- _Stored data_:
◇ ◇ ◇

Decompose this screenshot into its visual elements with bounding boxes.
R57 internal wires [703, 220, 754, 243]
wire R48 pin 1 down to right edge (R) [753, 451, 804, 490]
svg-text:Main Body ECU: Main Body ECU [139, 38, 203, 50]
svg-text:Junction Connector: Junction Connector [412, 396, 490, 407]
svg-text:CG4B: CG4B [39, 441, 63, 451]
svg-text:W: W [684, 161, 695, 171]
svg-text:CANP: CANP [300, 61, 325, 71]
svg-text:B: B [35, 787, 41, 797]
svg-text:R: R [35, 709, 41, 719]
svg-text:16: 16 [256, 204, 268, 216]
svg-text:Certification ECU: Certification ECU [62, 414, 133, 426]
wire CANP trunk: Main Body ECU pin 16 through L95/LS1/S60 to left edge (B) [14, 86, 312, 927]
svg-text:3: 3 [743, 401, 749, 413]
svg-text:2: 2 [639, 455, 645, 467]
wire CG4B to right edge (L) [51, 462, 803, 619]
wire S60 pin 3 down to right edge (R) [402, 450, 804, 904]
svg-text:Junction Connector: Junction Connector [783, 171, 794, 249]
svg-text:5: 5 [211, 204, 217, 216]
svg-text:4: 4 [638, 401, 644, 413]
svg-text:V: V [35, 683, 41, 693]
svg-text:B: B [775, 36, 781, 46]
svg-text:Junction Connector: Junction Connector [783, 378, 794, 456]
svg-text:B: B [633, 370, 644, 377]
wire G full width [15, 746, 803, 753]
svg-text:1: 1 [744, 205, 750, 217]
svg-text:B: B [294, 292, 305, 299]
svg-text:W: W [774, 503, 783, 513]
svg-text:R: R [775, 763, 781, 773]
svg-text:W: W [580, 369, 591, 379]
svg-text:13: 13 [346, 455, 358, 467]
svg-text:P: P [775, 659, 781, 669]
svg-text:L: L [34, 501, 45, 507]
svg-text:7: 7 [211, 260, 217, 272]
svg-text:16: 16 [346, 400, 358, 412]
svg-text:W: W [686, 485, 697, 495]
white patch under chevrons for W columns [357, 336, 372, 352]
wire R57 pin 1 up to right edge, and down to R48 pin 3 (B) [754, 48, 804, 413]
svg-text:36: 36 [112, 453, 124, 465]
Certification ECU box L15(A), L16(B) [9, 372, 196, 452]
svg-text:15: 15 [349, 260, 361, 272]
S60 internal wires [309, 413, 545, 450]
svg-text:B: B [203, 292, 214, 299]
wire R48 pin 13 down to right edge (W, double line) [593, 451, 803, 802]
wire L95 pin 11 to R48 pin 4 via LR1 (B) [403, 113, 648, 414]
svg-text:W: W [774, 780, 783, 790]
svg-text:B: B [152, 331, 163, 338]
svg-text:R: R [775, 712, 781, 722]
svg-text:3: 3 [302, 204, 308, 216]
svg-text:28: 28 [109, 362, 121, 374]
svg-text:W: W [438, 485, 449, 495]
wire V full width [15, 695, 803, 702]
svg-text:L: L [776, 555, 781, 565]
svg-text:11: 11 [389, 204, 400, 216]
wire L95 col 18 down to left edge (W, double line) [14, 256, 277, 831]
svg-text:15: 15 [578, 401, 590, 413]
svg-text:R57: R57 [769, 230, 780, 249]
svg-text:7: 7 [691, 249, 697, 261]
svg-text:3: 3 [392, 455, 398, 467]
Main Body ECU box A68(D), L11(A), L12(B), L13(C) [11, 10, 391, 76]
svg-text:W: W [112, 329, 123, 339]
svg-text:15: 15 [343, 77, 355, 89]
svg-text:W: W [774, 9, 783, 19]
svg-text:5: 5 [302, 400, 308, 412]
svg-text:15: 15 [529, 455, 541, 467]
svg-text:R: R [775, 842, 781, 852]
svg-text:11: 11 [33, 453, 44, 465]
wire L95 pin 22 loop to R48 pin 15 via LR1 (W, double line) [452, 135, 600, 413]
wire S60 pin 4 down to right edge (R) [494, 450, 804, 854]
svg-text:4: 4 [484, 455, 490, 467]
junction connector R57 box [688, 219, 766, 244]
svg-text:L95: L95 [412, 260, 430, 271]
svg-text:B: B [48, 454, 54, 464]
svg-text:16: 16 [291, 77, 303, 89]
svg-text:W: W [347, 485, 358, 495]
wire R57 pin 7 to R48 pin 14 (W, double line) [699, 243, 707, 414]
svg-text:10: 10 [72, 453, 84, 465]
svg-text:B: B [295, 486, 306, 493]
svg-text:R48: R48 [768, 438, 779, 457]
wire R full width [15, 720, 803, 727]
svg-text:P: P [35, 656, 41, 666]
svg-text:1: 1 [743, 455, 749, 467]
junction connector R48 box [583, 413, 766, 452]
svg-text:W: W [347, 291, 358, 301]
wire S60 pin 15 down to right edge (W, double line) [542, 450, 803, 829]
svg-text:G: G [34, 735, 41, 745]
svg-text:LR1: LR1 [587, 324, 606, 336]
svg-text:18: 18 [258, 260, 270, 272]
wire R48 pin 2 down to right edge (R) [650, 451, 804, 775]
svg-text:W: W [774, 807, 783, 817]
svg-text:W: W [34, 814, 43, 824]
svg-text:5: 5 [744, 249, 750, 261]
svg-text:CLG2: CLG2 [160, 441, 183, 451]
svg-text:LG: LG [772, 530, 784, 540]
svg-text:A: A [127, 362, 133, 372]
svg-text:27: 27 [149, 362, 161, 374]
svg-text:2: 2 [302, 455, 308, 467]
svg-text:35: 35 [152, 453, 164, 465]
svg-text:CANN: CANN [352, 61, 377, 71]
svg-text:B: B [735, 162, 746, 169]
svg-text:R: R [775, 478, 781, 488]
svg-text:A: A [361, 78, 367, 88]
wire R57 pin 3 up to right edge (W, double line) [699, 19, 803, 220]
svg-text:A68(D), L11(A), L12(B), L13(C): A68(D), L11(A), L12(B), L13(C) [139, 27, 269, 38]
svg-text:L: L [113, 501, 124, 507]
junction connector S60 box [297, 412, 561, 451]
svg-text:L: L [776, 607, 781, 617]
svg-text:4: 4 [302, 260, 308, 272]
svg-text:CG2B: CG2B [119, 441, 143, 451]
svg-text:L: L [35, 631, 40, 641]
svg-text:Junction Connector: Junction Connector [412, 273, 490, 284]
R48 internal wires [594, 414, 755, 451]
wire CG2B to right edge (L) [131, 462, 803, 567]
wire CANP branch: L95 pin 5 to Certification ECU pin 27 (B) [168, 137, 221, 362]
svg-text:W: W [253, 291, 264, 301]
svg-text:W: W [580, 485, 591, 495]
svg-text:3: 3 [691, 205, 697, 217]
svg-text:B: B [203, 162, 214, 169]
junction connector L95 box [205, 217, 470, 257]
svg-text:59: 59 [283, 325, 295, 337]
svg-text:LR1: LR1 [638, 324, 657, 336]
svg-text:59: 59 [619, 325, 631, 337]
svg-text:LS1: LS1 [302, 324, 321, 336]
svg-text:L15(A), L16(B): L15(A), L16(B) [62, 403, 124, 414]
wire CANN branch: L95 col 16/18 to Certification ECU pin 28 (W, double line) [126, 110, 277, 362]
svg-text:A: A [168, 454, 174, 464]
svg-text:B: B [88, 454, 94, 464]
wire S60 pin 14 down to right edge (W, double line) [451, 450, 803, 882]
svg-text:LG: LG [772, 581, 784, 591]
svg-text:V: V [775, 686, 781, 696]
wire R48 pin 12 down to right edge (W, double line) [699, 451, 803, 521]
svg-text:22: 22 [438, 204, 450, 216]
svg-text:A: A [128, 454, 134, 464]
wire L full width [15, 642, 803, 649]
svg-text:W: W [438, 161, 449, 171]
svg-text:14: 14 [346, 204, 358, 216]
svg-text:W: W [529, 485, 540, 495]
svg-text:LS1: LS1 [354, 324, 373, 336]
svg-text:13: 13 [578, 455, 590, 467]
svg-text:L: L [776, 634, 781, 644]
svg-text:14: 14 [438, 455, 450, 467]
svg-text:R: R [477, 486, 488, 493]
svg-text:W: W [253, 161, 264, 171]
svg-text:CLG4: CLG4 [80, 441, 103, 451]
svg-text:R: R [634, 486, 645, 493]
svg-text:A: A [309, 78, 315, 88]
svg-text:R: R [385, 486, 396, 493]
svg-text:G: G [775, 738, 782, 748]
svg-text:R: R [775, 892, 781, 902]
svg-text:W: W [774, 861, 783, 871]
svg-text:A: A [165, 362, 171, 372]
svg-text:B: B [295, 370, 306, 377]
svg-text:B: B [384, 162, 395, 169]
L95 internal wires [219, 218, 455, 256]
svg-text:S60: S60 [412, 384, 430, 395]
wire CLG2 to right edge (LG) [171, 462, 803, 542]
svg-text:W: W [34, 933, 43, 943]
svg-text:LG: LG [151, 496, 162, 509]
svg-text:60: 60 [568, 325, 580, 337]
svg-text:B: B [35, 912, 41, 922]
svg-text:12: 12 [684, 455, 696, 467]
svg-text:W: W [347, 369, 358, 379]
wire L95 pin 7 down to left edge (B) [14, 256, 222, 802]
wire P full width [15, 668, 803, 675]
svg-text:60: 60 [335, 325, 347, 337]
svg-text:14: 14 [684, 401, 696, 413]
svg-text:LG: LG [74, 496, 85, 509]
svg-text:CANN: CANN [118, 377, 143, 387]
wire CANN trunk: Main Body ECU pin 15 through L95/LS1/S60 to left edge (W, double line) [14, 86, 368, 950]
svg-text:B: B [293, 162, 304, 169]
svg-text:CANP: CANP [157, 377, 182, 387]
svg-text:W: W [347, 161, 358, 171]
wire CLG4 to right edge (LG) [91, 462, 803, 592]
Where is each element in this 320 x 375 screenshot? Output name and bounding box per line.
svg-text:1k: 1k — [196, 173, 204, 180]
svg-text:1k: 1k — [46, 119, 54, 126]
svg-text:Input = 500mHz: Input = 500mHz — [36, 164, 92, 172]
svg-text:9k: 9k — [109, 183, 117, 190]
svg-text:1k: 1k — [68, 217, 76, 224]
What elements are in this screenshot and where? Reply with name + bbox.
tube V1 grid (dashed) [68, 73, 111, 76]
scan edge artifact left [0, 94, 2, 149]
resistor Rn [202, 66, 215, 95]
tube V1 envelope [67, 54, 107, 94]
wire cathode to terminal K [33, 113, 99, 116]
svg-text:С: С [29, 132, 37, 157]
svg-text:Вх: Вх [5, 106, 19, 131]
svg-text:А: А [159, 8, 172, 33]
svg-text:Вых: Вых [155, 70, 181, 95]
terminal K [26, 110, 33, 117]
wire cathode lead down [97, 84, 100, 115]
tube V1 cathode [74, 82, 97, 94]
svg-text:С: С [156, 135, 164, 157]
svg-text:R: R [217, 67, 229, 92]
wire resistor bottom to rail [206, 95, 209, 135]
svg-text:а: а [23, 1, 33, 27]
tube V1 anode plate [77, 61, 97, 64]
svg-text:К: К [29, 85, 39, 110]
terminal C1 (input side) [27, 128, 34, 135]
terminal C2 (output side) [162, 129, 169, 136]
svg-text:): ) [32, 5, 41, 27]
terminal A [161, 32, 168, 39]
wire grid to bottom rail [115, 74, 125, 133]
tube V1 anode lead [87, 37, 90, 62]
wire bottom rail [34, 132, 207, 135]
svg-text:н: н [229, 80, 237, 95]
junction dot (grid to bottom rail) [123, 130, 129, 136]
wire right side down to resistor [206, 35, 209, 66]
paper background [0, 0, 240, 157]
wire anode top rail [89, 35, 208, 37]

◇ ◇ ◇

- _Exercise instructions_:
Repeat the lines of the records from the start through the line with "svg-text:W: W [438, 485, 449, 495]", including that line.

- _Result for this exercise_:
Decompose this screenshot into its visual elements with bounding boxes.
R57 internal wires [703, 220, 754, 243]
wire R48 pin 1 down to right edge (R) [753, 451, 804, 490]
svg-text:Main Body ECU: Main Body ECU [139, 38, 203, 50]
svg-text:Junction Connector: Junction Connector [412, 396, 490, 407]
svg-text:CG4B: CG4B [39, 441, 63, 451]
svg-text:W: W [684, 161, 695, 171]
svg-text:CANP: CANP [300, 61, 325, 71]
svg-text:B: B [35, 787, 41, 797]
svg-text:R: R [35, 709, 41, 719]
svg-text:16: 16 [256, 204, 268, 216]
svg-text:Certification ECU: Certification ECU [62, 414, 133, 426]
wire CANP trunk: Main Body ECU pin 16 through L95/LS1/S60 to left edge (B) [14, 86, 312, 927]
svg-text:3: 3 [743, 401, 749, 413]
svg-text:2: 2 [639, 455, 645, 467]
wire CG4B to right edge (L) [51, 462, 803, 619]
wire S60 pin 3 down to right edge (R) [402, 450, 804, 904]
svg-text:Junction Connector: Junction Connector [783, 171, 794, 249]
svg-text:5: 5 [211, 204, 217, 216]
svg-text:4: 4 [638, 401, 644, 413]
svg-text:V: V [35, 683, 41, 693]
svg-text:B: B [775, 36, 781, 46]
svg-text:Junction Connector: Junction Connector [783, 378, 794, 456]
svg-text:B: B [633, 370, 644, 377]
wire G full width [15, 746, 803, 753]
svg-text:1: 1 [744, 205, 750, 217]
svg-text:B: B [294, 292, 305, 299]
svg-text:W: W [774, 503, 783, 513]
svg-text:R: R [775, 763, 781, 773]
svg-text:W: W [580, 369, 591, 379]
svg-text:13: 13 [346, 455, 358, 467]
svg-text:P: P [775, 659, 781, 669]
svg-text:L: L [34, 501, 45, 507]
svg-text:7: 7 [211, 260, 217, 272]
svg-text:16: 16 [346, 400, 358, 412]
svg-text:W: W [686, 485, 697, 495]
white patch under chevrons for W columns [357, 336, 372, 352]
wire R57 pin 1 up to right edge, and down to R48 pin 3 (B) [754, 48, 804, 413]
svg-text:36: 36 [112, 453, 124, 465]
Certification ECU box L15(A), L16(B) [9, 372, 196, 452]
svg-text:15: 15 [349, 260, 361, 272]
S60 internal wires [309, 413, 545, 450]
svg-text:B: B [203, 292, 214, 299]
wire R48 pin 13 down to right edge (W, double line) [593, 451, 803, 802]
wire L95 pin 11 to R48 pin 4 via LR1 (B) [403, 113, 648, 414]
svg-text:W: W [774, 780, 783, 790]
svg-text:B: B [152, 331, 163, 338]
svg-text:R: R [775, 712, 781, 722]
svg-text:3: 3 [302, 204, 308, 216]
svg-text:28: 28 [109, 362, 121, 374]
svg-text:W: W [438, 485, 449, 495]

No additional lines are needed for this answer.